(Extracted entries):
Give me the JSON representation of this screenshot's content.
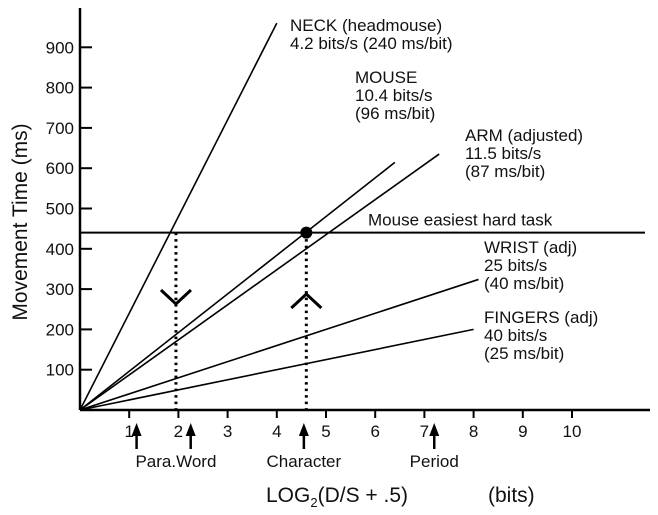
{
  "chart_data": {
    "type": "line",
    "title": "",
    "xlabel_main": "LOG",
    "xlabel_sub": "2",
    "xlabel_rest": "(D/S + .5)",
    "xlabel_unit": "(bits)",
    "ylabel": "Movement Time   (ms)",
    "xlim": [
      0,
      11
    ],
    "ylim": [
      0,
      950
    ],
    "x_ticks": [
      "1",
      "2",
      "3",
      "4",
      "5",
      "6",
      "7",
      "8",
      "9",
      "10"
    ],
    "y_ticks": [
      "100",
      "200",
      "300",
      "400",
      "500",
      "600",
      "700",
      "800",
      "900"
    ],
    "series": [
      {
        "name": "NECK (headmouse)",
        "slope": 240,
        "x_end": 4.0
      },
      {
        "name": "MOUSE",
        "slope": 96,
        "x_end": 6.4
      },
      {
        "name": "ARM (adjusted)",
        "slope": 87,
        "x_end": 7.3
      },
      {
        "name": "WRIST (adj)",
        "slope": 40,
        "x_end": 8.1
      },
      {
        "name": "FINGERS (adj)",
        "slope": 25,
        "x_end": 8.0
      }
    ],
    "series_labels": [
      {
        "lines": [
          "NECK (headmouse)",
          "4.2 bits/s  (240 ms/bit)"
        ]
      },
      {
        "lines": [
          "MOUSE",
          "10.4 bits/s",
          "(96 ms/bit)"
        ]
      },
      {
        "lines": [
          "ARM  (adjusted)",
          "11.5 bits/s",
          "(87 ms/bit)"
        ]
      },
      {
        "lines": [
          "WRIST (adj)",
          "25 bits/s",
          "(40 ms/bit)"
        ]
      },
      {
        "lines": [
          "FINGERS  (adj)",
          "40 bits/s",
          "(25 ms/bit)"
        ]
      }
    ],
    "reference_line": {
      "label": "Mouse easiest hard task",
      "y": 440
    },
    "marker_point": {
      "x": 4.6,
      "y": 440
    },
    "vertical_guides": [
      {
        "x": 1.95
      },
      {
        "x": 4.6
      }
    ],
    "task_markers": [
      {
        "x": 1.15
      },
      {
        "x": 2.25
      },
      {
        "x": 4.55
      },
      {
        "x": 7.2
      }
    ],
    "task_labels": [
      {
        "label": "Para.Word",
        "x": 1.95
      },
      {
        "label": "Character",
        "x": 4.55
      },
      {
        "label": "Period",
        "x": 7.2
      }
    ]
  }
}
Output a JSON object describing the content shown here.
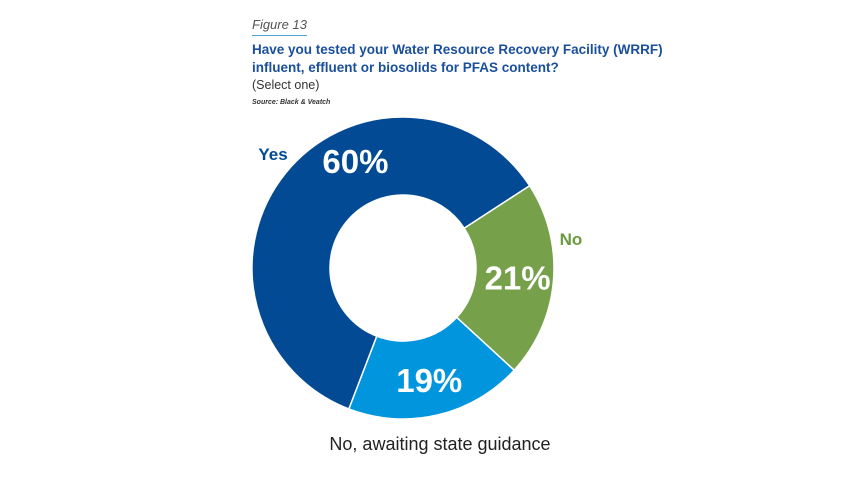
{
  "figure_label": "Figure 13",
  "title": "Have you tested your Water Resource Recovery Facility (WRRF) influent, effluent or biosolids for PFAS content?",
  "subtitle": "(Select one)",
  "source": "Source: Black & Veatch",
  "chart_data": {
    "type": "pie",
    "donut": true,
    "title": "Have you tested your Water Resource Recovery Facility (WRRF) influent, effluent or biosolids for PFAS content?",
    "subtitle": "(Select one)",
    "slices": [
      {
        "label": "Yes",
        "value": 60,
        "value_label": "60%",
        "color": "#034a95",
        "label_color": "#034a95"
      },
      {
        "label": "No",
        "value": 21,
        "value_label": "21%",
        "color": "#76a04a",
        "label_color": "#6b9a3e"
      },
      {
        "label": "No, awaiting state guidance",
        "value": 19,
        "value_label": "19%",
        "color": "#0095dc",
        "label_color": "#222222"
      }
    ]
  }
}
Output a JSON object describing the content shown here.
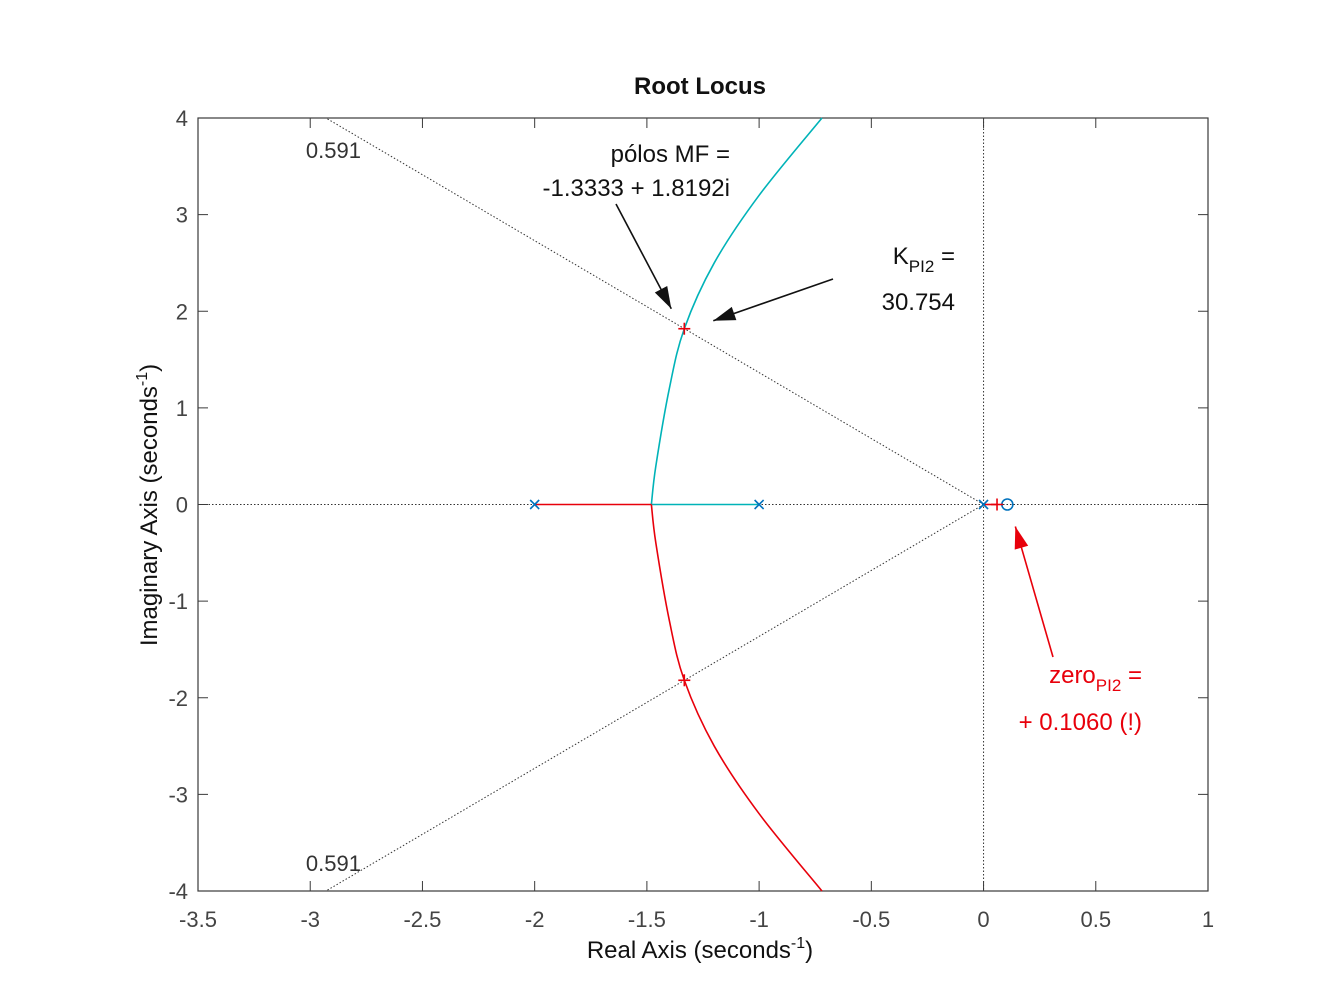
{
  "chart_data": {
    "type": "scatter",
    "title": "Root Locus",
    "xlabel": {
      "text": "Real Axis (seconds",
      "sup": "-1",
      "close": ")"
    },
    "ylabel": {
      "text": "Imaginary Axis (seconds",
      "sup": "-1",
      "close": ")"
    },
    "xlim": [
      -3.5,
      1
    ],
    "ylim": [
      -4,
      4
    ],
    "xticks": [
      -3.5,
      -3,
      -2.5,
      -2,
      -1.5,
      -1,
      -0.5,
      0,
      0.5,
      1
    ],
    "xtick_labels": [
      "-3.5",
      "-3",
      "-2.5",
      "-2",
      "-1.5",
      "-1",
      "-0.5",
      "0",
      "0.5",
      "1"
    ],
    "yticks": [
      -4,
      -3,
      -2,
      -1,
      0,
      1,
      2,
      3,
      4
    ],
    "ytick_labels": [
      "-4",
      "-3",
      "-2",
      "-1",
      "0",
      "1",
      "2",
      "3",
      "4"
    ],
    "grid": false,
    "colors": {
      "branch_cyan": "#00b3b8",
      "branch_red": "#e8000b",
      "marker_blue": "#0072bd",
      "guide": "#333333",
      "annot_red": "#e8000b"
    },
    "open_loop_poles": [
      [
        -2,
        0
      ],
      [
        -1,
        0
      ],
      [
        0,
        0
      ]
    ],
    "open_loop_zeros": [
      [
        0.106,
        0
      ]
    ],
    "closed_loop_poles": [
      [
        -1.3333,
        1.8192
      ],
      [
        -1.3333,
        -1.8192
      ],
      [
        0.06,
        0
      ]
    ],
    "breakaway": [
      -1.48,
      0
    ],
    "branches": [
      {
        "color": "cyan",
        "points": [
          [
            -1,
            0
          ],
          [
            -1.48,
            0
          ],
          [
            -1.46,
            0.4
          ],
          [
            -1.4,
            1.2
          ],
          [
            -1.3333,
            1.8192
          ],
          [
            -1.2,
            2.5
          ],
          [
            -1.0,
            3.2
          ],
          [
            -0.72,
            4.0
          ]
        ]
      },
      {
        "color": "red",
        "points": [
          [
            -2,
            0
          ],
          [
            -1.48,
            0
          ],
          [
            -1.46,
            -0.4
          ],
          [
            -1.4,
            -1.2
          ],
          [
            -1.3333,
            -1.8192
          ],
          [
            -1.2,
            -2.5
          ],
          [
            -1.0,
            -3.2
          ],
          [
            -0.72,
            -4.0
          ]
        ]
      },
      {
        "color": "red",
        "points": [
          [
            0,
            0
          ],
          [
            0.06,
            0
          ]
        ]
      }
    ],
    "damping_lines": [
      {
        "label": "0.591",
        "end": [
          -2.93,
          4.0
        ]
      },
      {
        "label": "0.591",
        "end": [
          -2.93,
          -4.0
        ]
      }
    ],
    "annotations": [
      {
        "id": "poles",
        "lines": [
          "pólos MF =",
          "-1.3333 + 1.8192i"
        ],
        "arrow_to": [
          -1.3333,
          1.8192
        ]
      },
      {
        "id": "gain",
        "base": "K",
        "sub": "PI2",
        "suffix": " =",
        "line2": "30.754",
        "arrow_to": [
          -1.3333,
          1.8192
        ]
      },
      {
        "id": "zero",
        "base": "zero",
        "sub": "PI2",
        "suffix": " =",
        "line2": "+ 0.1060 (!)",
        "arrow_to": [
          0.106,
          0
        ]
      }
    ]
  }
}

(Directions):
Omit the pictures. Output every record above word for word.

(Task solution):
Give me the JSON representation of this screenshot's content.
{
  "chart_data": {
    "type": "line",
    "title": "",
    "xlabel_main": "LOG",
    "xlabel_sub": "2",
    "xlabel_rest": "(D/S + .5)",
    "xlabel_unit": "(bits)",
    "ylabel": "Movement Time   (ms)",
    "xlim": [
      0,
      11
    ],
    "ylim": [
      0,
      950
    ],
    "x_ticks": [
      "1",
      "2",
      "3",
      "4",
      "5",
      "6",
      "7",
      "8",
      "9",
      "10"
    ],
    "y_ticks": [
      "100",
      "200",
      "300",
      "400",
      "500",
      "600",
      "700",
      "800",
      "900"
    ],
    "series": [
      {
        "name": "NECK (headmouse)",
        "slope": 240,
        "x_end": 4.0
      },
      {
        "name": "MOUSE",
        "slope": 96,
        "x_end": 6.4
      },
      {
        "name": "ARM (adjusted)",
        "slope": 87,
        "x_end": 7.3
      },
      {
        "name": "WRIST (adj)",
        "slope": 40,
        "x_end": 8.1
      },
      {
        "name": "FINGERS (adj)",
        "slope": 25,
        "x_end": 8.0
      }
    ],
    "series_labels": [
      {
        "lines": [
          "NECK (headmouse)",
          "4.2 bits/s  (240 ms/bit)"
        ]
      },
      {
        "lines": [
          "MOUSE",
          "10.4 bits/s",
          "(96 ms/bit)"
        ]
      },
      {
        "lines": [
          "ARM  (adjusted)",
          "11.5 bits/s",
          "(87 ms/bit)"
        ]
      },
      {
        "lines": [
          "WRIST (adj)",
          "25 bits/s",
          "(40 ms/bit)"
        ]
      },
      {
        "lines": [
          "FINGERS  (adj)",
          "40 bits/s",
          "(25 ms/bit)"
        ]
      }
    ],
    "reference_line": {
      "label": "Mouse easiest hard task",
      "y": 440
    },
    "marker_point": {
      "x": 4.6,
      "y": 440
    },
    "vertical_guides": [
      {
        "x": 1.95
      },
      {
        "x": 4.6
      }
    ],
    "task_markers": [
      {
        "x": 1.15
      },
      {
        "x": 2.25
      },
      {
        "x": 4.55
      },
      {
        "x": 7.2
      }
    ],
    "task_labels": [
      {
        "label": "Para.Word",
        "x": 1.95
      },
      {
        "label": "Character",
        "x": 4.55
      },
      {
        "label": "Period",
        "x": 7.2
      }
    ]
  }
}
Output a JSON object describing the content shown here.
{
  "figure_label": "Figure 13",
  "title": "Have you tested your Water Resource Recovery Facility (WRRF) influent, effluent or biosolids for PFAS content?",
  "subtitle": "(Select one)",
  "source": "Source: Black & Veatch",
  "chart_data": {
    "type": "pie",
    "donut": true,
    "title": "Have you tested your Water Resource Recovery Facility (WRRF) influent, effluent or biosolids for PFAS content?",
    "subtitle": "(Select one)",
    "slices": [
      {
        "label": "Yes",
        "value": 60,
        "value_label": "60%",
        "color": "#034a95",
        "label_color": "#034a95"
      },
      {
        "label": "No",
        "value": 21,
        "value_label": "21%",
        "color": "#76a04a",
        "label_color": "#6b9a3e"
      },
      {
        "label": "No, awaiting state guidance",
        "value": 19,
        "value_label": "19%",
        "color": "#0095dc",
        "label_color": "#222222"
      }
    ]
  }
}
Output a JSON object describing the content shown here.
{
  "chart_data": {
    "type": "scatter",
    "title": "Root Locus",
    "xlabel": {
      "text": "Real Axis (seconds",
      "sup": "-1",
      "close": ")"
    },
    "ylabel": {
      "text": "Imaginary Axis (seconds",
      "sup": "-1",
      "close": ")"
    },
    "xlim": [
      -3.5,
      1
    ],
    "ylim": [
      -4,
      4
    ],
    "xticks": [
      -3.5,
      -3,
      -2.5,
      -2,
      -1.5,
      -1,
      -0.5,
      0,
      0.5,
      1
    ],
    "xtick_labels": [
      "-3.5",
      "-3",
      "-2.5",
      "-2",
      "-1.5",
      "-1",
      "-0.5",
      "0",
      "0.5",
      "1"
    ],
    "yticks": [
      -4,
      -3,
      -2,
      -1,
      0,
      1,
      2,
      3,
      4
    ],
    "ytick_labels": [
      "-4",
      "-3",
      "-2",
      "-1",
      "0",
      "1",
      "2",
      "3",
      "4"
    ],
    "grid": false,
    "colors": {
      "branch_cyan": "#00b3b8",
      "branch_red": "#e8000b",
      "marker_blue": "#0072bd",
      "guide": "#333333",
      "annot_red": "#e8000b"
    },
    "open_loop_poles": [
      [
        -2,
        0
      ],
      [
        -1,
        0
      ],
      [
        0,
        0
      ]
    ],
    "open_loop_zeros": [
      [
        0.106,
        0
      ]
    ],
    "closed_loop_poles": [
      [
        -1.3333,
        1.8192
      ],
      [
        -1.3333,
        -1.8192
      ],
      [
        0.06,
        0
      ]
    ],
    "breakaway": [
      -1.48,
      0
    ],
    "branches": [
      {
        "color": "cyan",
        "points": [
          [
            -1,
            0
          ],
          [
            -1.48,
            0
          ],
          [
            -1.46,
            0.4
          ],
          [
            -1.4,
            1.2
          ],
          [
            -1.3333,
            1.8192
          ],
          [
            -1.2,
            2.5
          ],
          [
            -1.0,
            3.2
          ],
          [
            -0.72,
            4.0
          ]
        ]
      },
      {
        "color": "red",
        "points": [
          [
            -2,
            0
          ],
          [
            -1.48,
            0
          ],
          [
            -1.46,
            -0.4
          ],
          [
            -1.4,
            -1.2
          ],
          [
            -1.3333,
            -1.8192
          ],
          [
            -1.2,
            -2.5
          ],
          [
            -1.0,
            -3.2
          ],
          [
            -0.72,
            -4.0
          ]
        ]
      },
      {
        "color": "red",
        "points": [
          [
            0,
            0
          ],
          [
            0.06,
            0
          ]
        ]
      }
    ],
    "damping_lines": [
      {
        "label": "0.591",
        "end": [
          -2.93,
          4.0
        ]
      },
      {
        "label": "0.591",
        "end": [
          -2.93,
          -4.0
        ]
      }
    ],
    "annotations": [
      {
        "id": "poles",
        "lines": [
          "pólos MF =",
          "-1.3333 + 1.8192i"
        ],
        "arrow_to": [
          -1.3333,
          1.8192
        ]
      },
      {
        "id": "gain",
        "base": "K",
        "sub": "PI2",
        "suffix": " =",
        "line2": "30.754",
        "arrow_to": [
          -1.3333,
          1.8192
        ]
      },
      {
        "id": "zero",
        "base": "zero",
        "sub": "PI2",
        "suffix": " =",
        "line2": "+ 0.1060 (!)",
        "arrow_to": [
          0.106,
          0
        ]
      }
    ]
  }
}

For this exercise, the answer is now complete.